▸ SHORT TASK: Review the lines that follow and copy each one that contains the word "linia".
>> Start
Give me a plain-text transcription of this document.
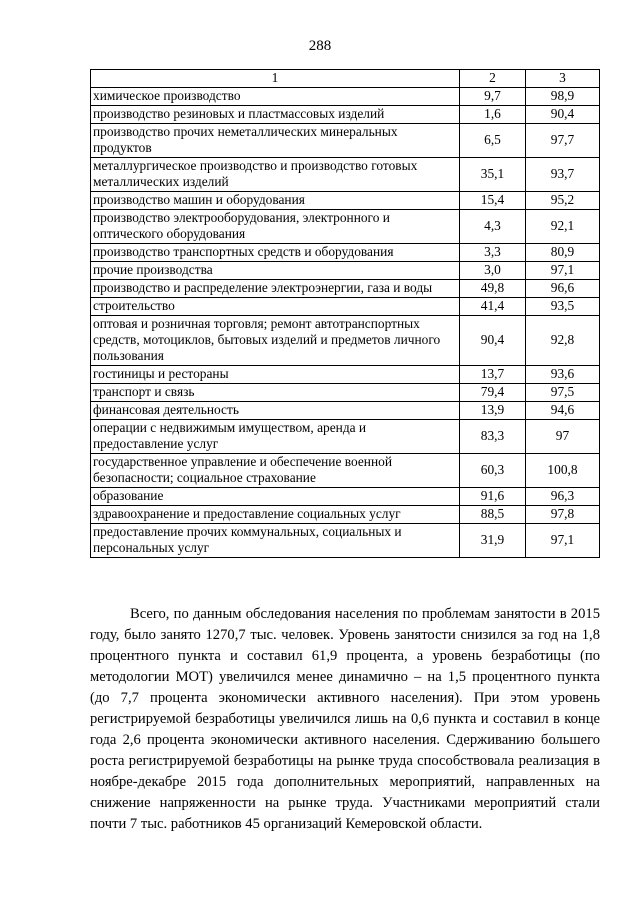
288
1	2	3
химическое производство	9,7	98,9
производство резиновых и пластмассовых изделий	1,6	90,4
производство прочих неметаллических минеральных продуктов	6,5	97,7
металлургическое производство и производство готовых металлических изделий	35,1	93,7
производство машин и оборудования	15,4	95,2
производство электрооборудования, электронного и оптического оборудования	4,3	92,1
производство транспортных средств и оборудования	3,3	80,9
прочие производства	3,0	97,1
производство и распределение электроэнергии, газа и воды	49,8	96,6
строительство	41,4	93,5
оптовая и розничная торговля; ремонт автотранспортных средств, мотоциклов, бытовых изделий и предметов личного пользования	90,4	92,8
гостиницы и рестораны	13,7	93,6
транспорт и связь	79,4	97,5
финансовая деятельность	13,9	94,6
операции с недвижимым имуществом, аренда и предоставление услуг	83,3	97
государственное управление и обеспечение военной безопасности; социальное страхование	60,3	100,8
образование	91,6	96,3
здравоохранение и предоставление социальных услуг	88,5	97,8
предоставление прочих коммунальных, социальных и персональных услуг	31,9	97,1

Всего, по данным обследования населения по проблемам занятости в 2015 году, было занято 1270,7 тыс. человек. Уровень занятости снизился за год на 1,8 процентного пункта и составил 61,9 процента, а уровень безработицы (по методологии МОТ) увеличился менее динамично – на 1,5 процентного пункта (до 7,7 процента экономически активного населения). При этом уровень регистрируемой безработицы увеличился лишь на 0,6 пункта и составил в конце года 2,6 процента экономически активного населения. Сдерживанию большего роста регистрируемой безработицы на рынке труда способствовала реализация в ноябре-декабре 2015 года дополнительных мероприятий, направленных на снижение напряженности на рынке труда. Участниками мероприятий стали почти 7 тыс. работников 45 организаций Кемеровской области.
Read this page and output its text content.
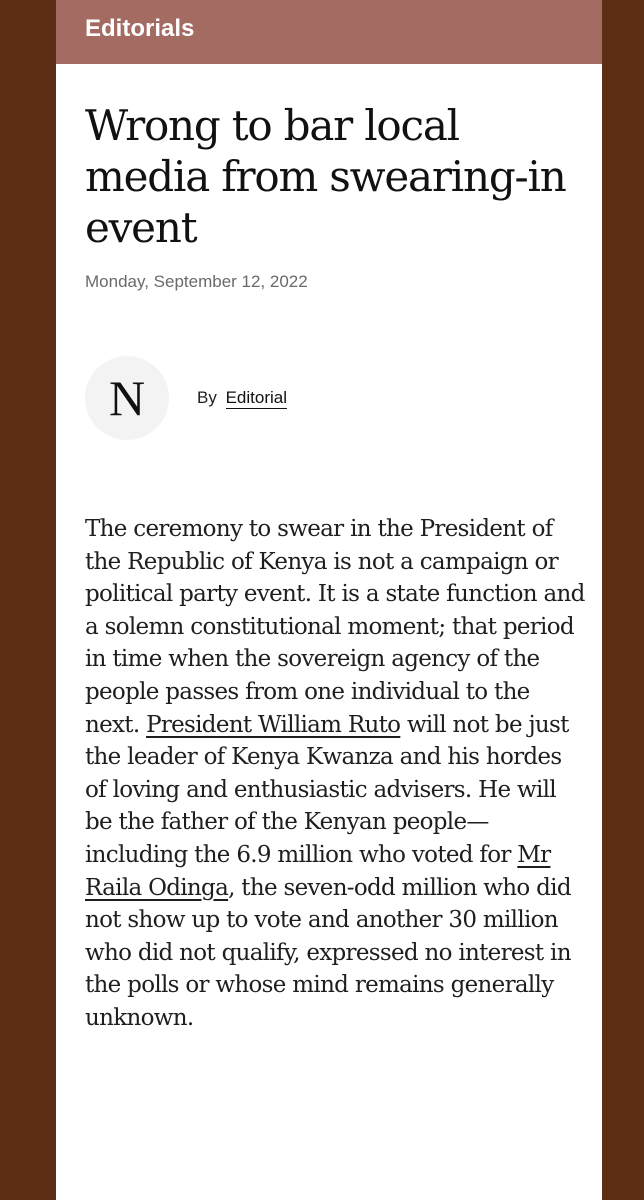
Editorials
Wrong to bar local media from swearing-in event
Monday, September 12, 2022
N	By Editorial

The ceremony to swear in the President of the Republic of Kenya is not a campaign or political party event. It is a state function and a solemn constitutional moment; that period in time when the sovereign agency of the people passes from one individual to the next. President William Ruto will not be just the leader of Kenya Kwanza and his hordes of loving and enthusiastic advisers. He will be the father of the Kenyan people—including the 6.9 million who voted for Mr Raila Odinga, the seven-odd million who did not show up to vote and another 30 million who did not qualify, expressed no interest in the polls or whose mind remains generally unknown.
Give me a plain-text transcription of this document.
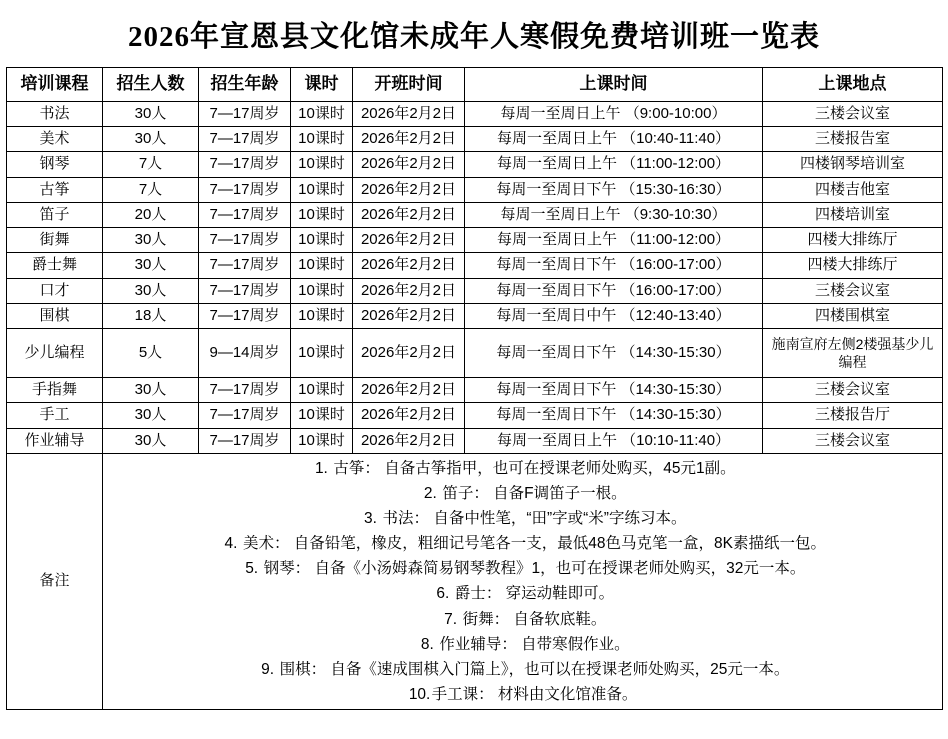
2026年宣恩县文化馆未成年人寒假免费培训班一览表
培训课程	招生人数	招生年龄	课时	开班时间	上课时间	上课地点
书法	30人	7—17周岁	10课时	2026年2月2日	每周一至周日上午 （9:00-10:00）	三楼会议室
美术	30人	7—17周岁	10课时	2026年2月2日	每周一至周日上午 （10:40-11:40）	三楼报告室
钢琴	7人	7—17周岁	10课时	2026年2月2日	每周一至周日上午 （11:00-12:00）	四楼钢琴培训室
古筝	7人	7—17周岁	10课时	2026年2月2日	每周一至周日下午 （15:30-16:30）	四楼吉他室
笛子	20人	7—17周岁	10课时	2026年2月2日	每周一至周日上午 （9:30-10:30）	四楼培训室
街舞	30人	7—17周岁	10课时	2026年2月2日	每周一至周日上午 （11:00-12:00）	四楼大排练厅
爵士舞	30人	7—17周岁	10课时	2026年2月2日	每周一至周日下午 （16:00-17:00）	四楼大排练厅
口才	30人	7—17周岁	10课时	2026年2月2日	每周一至周日下午 （16:00-17:00）	三楼会议室
围棋	18人	7—17周岁	10课时	2026年2月2日	每周一至周日中午 （12:40-13:40）	四楼围棋室
少儿编程	5人	9—14周岁	10课时	2026年2月2日	每周一至周日下午 （14:30-15:30）	施南宣府左侧2楼强基少儿编程
手指舞	30人	7—17周岁	10课时	2026年2月2日	每周一至周日下午 （14:30-15:30）	三楼会议室
手工	30人	7—17周岁	10课时	2026年2月2日	每周一至周日下午 （14:30-15:30）	三楼报告厅
作业辅导	30人	7—17周岁	10课时	2026年2月2日	每周一至周日上午 （10:10-11:40）	三楼会议室
备注	
1. 古筝： 自备古筝指甲，也可在授课老师处购买，45元1副。
2. 笛子： 自备F调笛子一根。
3. 书法： 自备中性笔，“田”字或“米”字练习本。
4. 美术： 自备铅笔，橡皮，粗细记号笔各一支，最低48色马克笔一盒，8K素描纸一包。
5. 钢琴： 自备《小汤姆森简易钢琴教程》1，也可在授课老师处购买，32元一本。
6. 爵士： 穿运动鞋即可。
7. 街舞： 自备软底鞋。
8. 作业辅导： 自带寒假作业。
9. 围棋： 自备《速成围棋入门篇上》，也可以在授课老师处购买，25元一本。
10.手工课： 材料由文化馆准备。
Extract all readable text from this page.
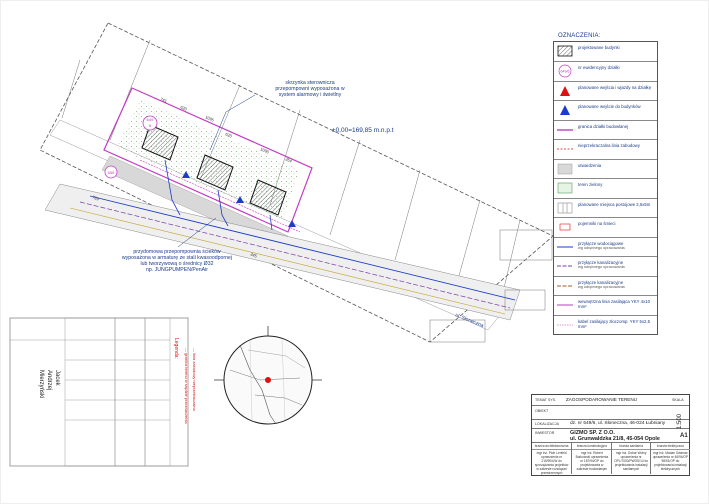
649
6
655
ul. Słoneczna
741
620
1095
620
1090
354
739
345
skrzynka sterownicza
przepompowni wyposażona w
system alarmowy i świetlny
±0,00=169,85 m.n.p.t
przydomowa przepompownia ścieków
wyposażona w armaturę ze stali kwasoodpornej
lub tworzywową o średnicy Ø32
np. JUNGPUMPEN/PenAir
Legenda: — granica terenu w rzędzie przeznaczenia — linia zabudowy nieprzekraczalna
Jacek
Andrzej
Mierzyński
OZNACZENIA:
projektowane budynki
649/6
nr ewidencyjny działki
planowane wejścia i wjazdy na działkę
planowane wejście do budynków
granica działki budowlanej
nieprzekraczalna linia zabudowy
utwardzenia
teren zielony
planowane miejsca postojowe 2,5x5m
pojemniki na śmieci
przyłącze wodociągowe
wg odrębnego opracowania
przyłącze kanalizacyjne
wg odrębnego opracowania
przyłącze kanalizacyjne
wg odrębnego opracowania
wewnętrzna linia zasilająca YKY 4x10 mm²
kabel zasilający złoczomp. YKY 5x2,5 mm²
TEMAT SYS. ZAGOSPODAROWANIE TERENU	SKALA
OBIEKT
LOKALIZACJA dz. nr 649/6, ul. Słoneczna, 46-024 Łubniany
INWESTOR	GIZMO SP. Z O.O.
ul. Grunwaldzka 21/8, 45-054 Opole
1:500
A1
branża architektoniczna
mgr inż. Piotr Lenfeld uprawnienia nr 215/90/UW do sporządzania projektów w zakresie rozwiązań przestrzennych
branża konstrukcyjna
mgr inż. Robert Borkowski uprawnienia nr 187/94/OP do projektowania w zakresie budowlanym
branża sanitarna
mgr inż. Dobar Wolny uprawnienia nr OPL/7000/PWOS/14 do projektowania instalacji sanitarnych
branża elektryczna
mgr inż. Marian Szłamar uprawnienia nr 46/94/OP 98/91/OP do projektowania instalacji elektrycznych
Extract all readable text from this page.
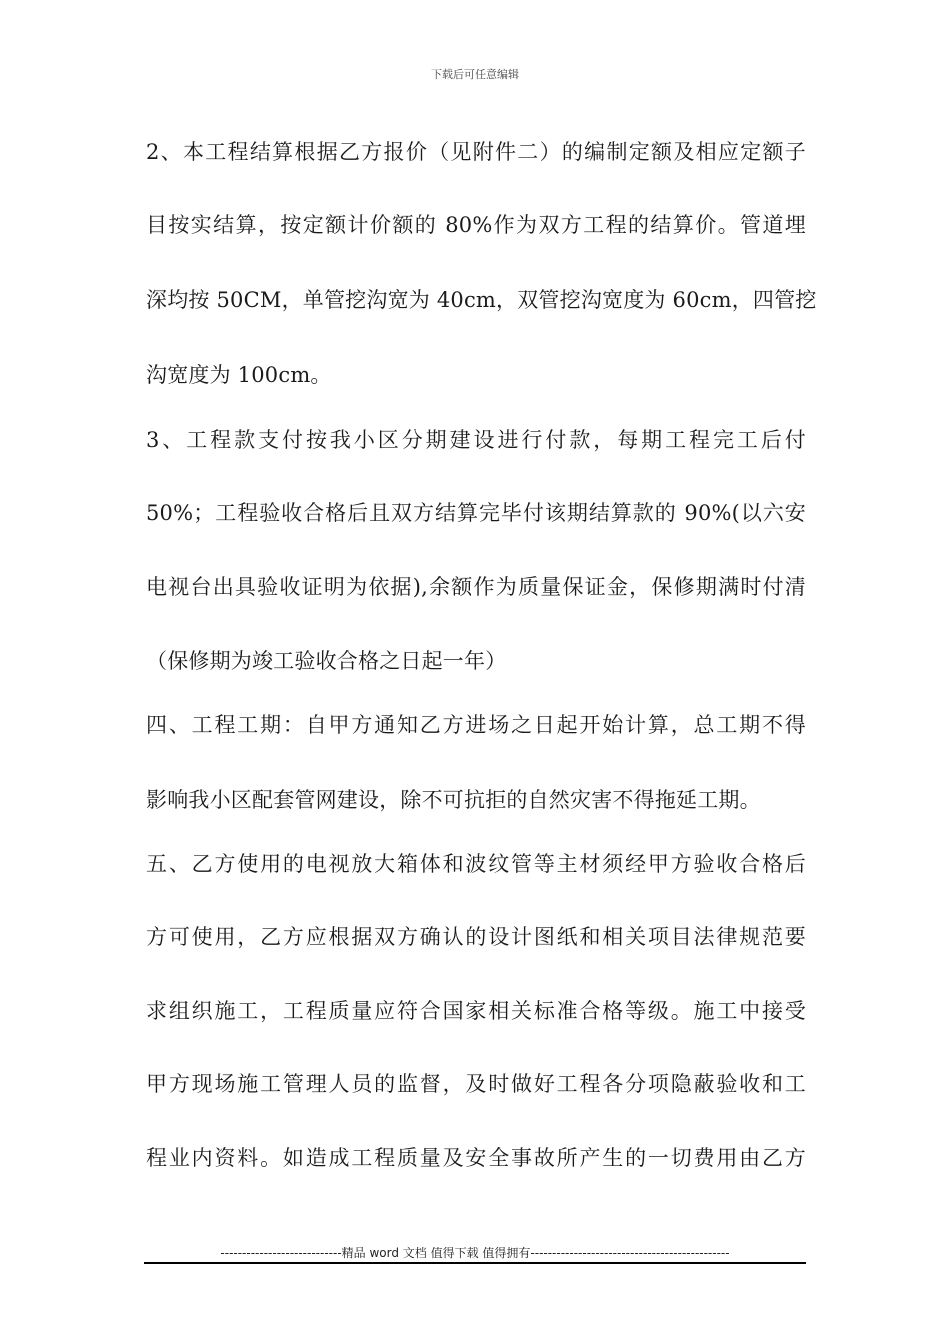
下载后可任意编辑
2、本工程结算根据乙方报价（见附件二）的编制定额及相应定额子
目按实结算，按定额计价额的 80%作为双方工程的结算价。管道埋
深均按 50CM，单管挖沟宽为 40cm，双管挖沟宽度为 60cm，四管挖
沟宽度为 100cm。
3、工程款支付按我小区分期建设进行付款，每期工程完工后付
50%；工程验收合格后且双方结算完毕付该期结算款的 90%(以六安
电视台出具验收证明为依据),余额作为质量保证金，保修期满时付清
（保修期为竣工验收合格之日起一年）
四、工程工期：自甲方通知乙方进场之日起开始计算，总工期不得
影响我小区配套管网建设，除不可抗拒的自然灾害不得拖延工期。
五、乙方使用的电视放大箱体和波纹管等主材须经甲方验收合格后
方可使用，乙方应根据双方确认的设计图纸和相关项目法律规范要
求组织施工，工程质量应符合国家相关标准合格等级。施工中接受
甲方现场施工管理人员的监督，及时做好工程各分项隐蔽验收和工
程业内资料。如造成工程质量及安全事故所产生的一切费用由乙方
----------------------------精品 word 文档 值得下载 值得拥有----------------------------------------------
>> End
▸ COMPLETE ANSWER:
Legenda: — granica terenu w rzędzie przeznaczenia — linia zabudowy nieprzekraczalna
nieprzekraczalna linia zabudowy
wewnętrzna linia zasilająca YKY 4x10 mm²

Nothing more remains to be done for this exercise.